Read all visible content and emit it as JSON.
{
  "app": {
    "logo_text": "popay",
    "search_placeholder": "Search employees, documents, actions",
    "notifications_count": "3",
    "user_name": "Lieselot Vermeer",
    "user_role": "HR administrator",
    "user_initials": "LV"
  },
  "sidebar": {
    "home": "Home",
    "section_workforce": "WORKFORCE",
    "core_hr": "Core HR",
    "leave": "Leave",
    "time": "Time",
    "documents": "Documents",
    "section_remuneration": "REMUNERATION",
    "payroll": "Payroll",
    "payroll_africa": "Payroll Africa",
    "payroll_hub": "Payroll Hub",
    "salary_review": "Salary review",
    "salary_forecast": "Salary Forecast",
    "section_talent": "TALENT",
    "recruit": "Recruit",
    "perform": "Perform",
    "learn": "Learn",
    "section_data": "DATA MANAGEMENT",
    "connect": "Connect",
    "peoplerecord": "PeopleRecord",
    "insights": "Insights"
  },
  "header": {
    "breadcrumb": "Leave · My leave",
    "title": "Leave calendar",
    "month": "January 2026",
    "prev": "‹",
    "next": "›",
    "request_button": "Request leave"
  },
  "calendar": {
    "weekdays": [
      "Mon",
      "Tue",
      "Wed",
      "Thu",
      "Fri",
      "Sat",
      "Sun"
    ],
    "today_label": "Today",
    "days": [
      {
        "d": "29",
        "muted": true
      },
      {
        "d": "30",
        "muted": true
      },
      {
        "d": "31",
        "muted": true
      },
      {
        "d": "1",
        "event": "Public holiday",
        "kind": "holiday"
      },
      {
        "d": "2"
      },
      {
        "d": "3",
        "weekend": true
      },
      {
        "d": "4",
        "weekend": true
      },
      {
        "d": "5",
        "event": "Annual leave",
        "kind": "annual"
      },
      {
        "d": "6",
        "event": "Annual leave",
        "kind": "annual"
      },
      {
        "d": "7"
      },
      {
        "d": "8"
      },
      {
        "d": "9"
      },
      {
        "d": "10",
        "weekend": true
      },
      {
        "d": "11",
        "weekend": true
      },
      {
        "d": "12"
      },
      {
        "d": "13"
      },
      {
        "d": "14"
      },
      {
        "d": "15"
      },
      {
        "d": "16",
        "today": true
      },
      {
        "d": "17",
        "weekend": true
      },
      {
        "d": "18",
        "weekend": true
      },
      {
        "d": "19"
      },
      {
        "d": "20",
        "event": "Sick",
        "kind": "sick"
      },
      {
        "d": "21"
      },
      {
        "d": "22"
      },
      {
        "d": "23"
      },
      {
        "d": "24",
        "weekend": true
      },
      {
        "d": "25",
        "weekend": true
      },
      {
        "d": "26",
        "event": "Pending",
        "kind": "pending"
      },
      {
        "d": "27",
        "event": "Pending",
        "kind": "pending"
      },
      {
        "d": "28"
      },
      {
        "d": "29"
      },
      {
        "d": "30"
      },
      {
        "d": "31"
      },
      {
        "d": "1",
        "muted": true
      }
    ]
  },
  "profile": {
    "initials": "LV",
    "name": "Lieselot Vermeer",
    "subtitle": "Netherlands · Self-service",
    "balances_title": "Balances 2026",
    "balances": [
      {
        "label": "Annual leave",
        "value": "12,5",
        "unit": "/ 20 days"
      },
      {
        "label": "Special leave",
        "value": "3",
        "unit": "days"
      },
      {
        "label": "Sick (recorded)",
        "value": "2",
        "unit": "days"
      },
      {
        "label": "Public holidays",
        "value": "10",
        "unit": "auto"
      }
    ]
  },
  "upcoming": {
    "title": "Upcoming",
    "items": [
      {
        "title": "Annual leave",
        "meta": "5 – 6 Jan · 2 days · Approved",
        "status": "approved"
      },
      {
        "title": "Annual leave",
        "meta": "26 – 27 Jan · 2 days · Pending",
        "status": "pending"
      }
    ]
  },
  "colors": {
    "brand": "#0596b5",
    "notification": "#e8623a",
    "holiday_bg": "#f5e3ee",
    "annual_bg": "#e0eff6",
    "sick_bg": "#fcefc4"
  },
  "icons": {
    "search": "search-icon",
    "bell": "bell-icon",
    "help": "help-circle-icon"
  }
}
——————
• _Short exercise_: Restate every record exactly, leaving nothing out.

• _Response below_:
Read all visible content and emit it as JSON.
{
  "app": {
    "logo_text": "popay",
    "search_placeholder": "Search employees, documents, actions",
    "notifications_count": "3",
    "user_name": "Lieselot Vermeer",
    "user_role": "HR administrator",
    "user_initials": "LV"
  },
  "sidebar": {
    "home": "Home",
    "section_workforce": "WORKFORCE",
    "core_hr": "Core HR",
    "leave": "Leave",
    "time": "Time",
    "documents": "Documents",
    "section_remuneration": "REMUNERATION",
    "payroll": "Payroll",
    "payroll_africa": "Payroll Africa",
    "payroll_hub": "Payroll Hub",
    "salary_review": "Salary review",
    "salary_forecast": "Salary Forecast",
    "section_talent": "TALENT",
    "recruit": "Recruit",
    "perform": "Perform",
    "learn": "Learn",
    "section_data": "DATA MANAGEMENT",
    "connect": "Connect",
    "peoplerecord": "PeopleRecord",
    "insights": "Insights"
  },
  "header": {
    "breadcrumb": "Leave · My leave",
    "title": "Leave calendar",
    "month": "January 2026",
    "prev": "‹",
    "next": "›",
    "request_button": "Request leave"
  },
  "calendar": {
    "weekdays": [
      "Mon",
      "Tue",
      "Wed",
      "Thu",
      "Fri",
      "Sat",
      "Sun"
    ],
    "today_label": "Today",
    "days": [
      {
        "d": "29",
        "muted": true
      },
      {
        "d": "30",
        "muted": true
      },
      {
        "d": "31",
        "muted": true
      },
      {
        "d": "1",
        "event": "Public holiday",
        "kind": "holiday"
      },
      {
        "d": "2"
      },
      {
        "d": "3",
        "weekend": true
      },
      {
        "d": "4",
        "weekend": true
      },
      {
        "d": "5",
        "event": "Annual leave",
        "kind": "annual"
      },
      {
        "d": "6",
        "event": "Annual leave",
        "kind": "annual"
      },
      {
        "d": "7"
      },
      {
        "d": "8"
      },
      {
        "d": "9"
      },
      {
        "d": "10",
        "weekend": true
      },
      {
        "d": "11",
        "weekend": true
      },
      {
        "d": "12"
      },
      {
        "d": "13"
      },
      {
        "d": "14"
      },
      {
        "d": "15"
      },
      {
        "d": "16",
        "today": true
      },
      {
        "d": "17",
        "weekend": true
      },
      {
        "d": "18",
        "weekend": true
      },
      {
        "d": "19"
      },
      {
        "d": "20",
        "event": "Sick",
        "kind": "sick"
      },
      {
        "d": "21"
      },
      {
        "d": "22"
      },
      {
        "d": "23"
      },
      {
        "d": "24",
        "weekend": true
      },
      {
        "d": "25",
        "weekend": true
      },
      {
        "d": "26",
        "event": "Pending",
        "kind": "pending"
      },
      {
        "d": "27",
        "event": "Pending",
        "kind": "pending"
      },
      {
        "d": "28"
      },
      {
        "d": "29"
      },
      {
        "d": "30"
      },
      {
        "d": "31"
      },
      {
        "d": "1",
        "muted": true
      }
    ]
  },
  "profile": {
    "initials": "LV",
    "name": "Lieselot Vermeer",
    "subtitle": "Netherlands · Self-service",
    "balances_title": "Balances 2026",
    "balances": [
      {
        "label": "Annual leave",
        "value": "12,5",
        "unit": "/ 20 days"
      },
      {
        "label": "Special leave",
        "value": "3",
        "unit": "days"
      },
      {
        "label": "Sick (recorded)",
        "value": "2",
        "unit": "days"
      },
      {
        "label": "Public holidays",
        "value": "10",
        "unit": "auto"
      }
    ]
  },
  "upcoming": {
    "title": "Upcoming",
    "items": [
      {
        "title": "Annual leave",
        "meta": "5 – 6 Jan · 2 days · Approved",
        "status": "approved"
      },
      {
        "title": "Annual leave",
        "meta": "26 – 27 Jan · 2 days · Pending",
        "status": "pending"
      }
    ]
  },
  "colors": {
    "brand": "#0596b5",
    "notification": "#e8623a",
    "holiday_bg": "#f5e3ee",
    "annual_bg": "#e0eff6",
    "sick_bg": "#fcefc4"
  },
  "icons": {
    "search": "search-icon",
    "bell": "bell-icon",
    "help": "help-circle-icon"
  }
}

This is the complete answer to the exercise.